### JOB:
Please copy the passage on listed buildings in Matterdale in full, word for word.

= Listed buildings in Matterdale =

Matterdale is a civil parish in Westmorland and Furness, Cumbria, England. It contains 33 listed buildings that are recorded in the National Heritage List for England. Of these, three are listed at Grade II*, the middle of the three grades, and the others are at Grade II, the lowest grade. The parish is in the Lake District National Park. It contains the settlements of Watermillock, Matterdale End, Wreay, Dockray, and Hutton, and apart from that it is mainly rural comprising countryside, moorland and fells.

Most of the listed buildings are houses and associated structures, farmhouses and farm buildings. The other listed buildings are churches, memorials in a churchyard, a sundial, a bridge, a hotel, an outward bound school, a milepost, and a mill.

### RECORDED DATA:
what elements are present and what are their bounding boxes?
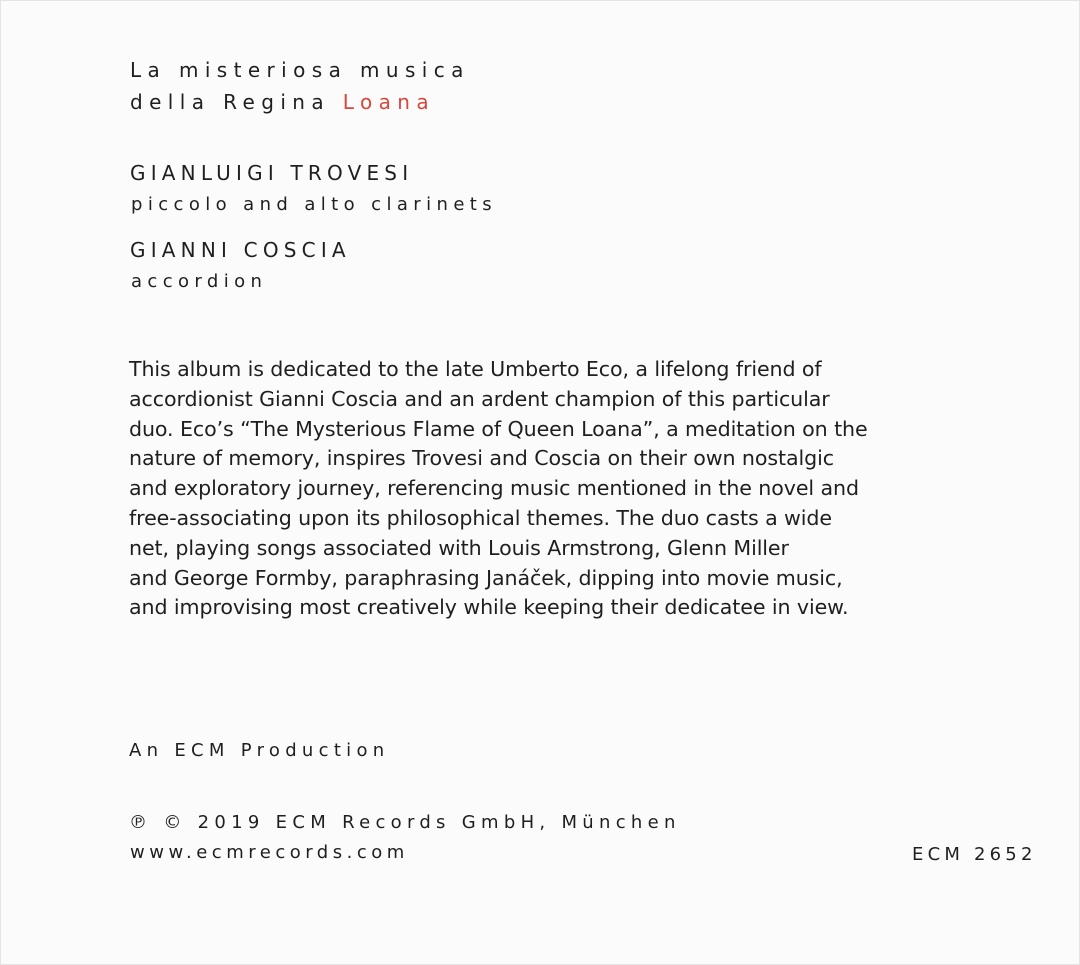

### REPLY TO THE TASK:
= Listed buildings in Matterdale =

Matterdale is a civil parish in Westmorland and Furness, Cumbria, England. It contains 33 listed buildings that are recorded in the National Heritage List for England. Of these, three are listed at Grade II*, the middle of the three grades, and the others are at Grade II, the lowest grade. The parish is in the Lake District National Park. It contains the settlements of Watermillock, Matterdale End, Wreay, Dockray, and Hutton, and apart from that it is mainly rural comprising countryside, moorland and fells.

Most of the listed buildings are houses and associated structures, farmhouses and farm buildings. The other listed buildings are churches, memorials in a churchyard, a sundial, a bridge, a hotel, an outward bound school, a milepost, and a mill.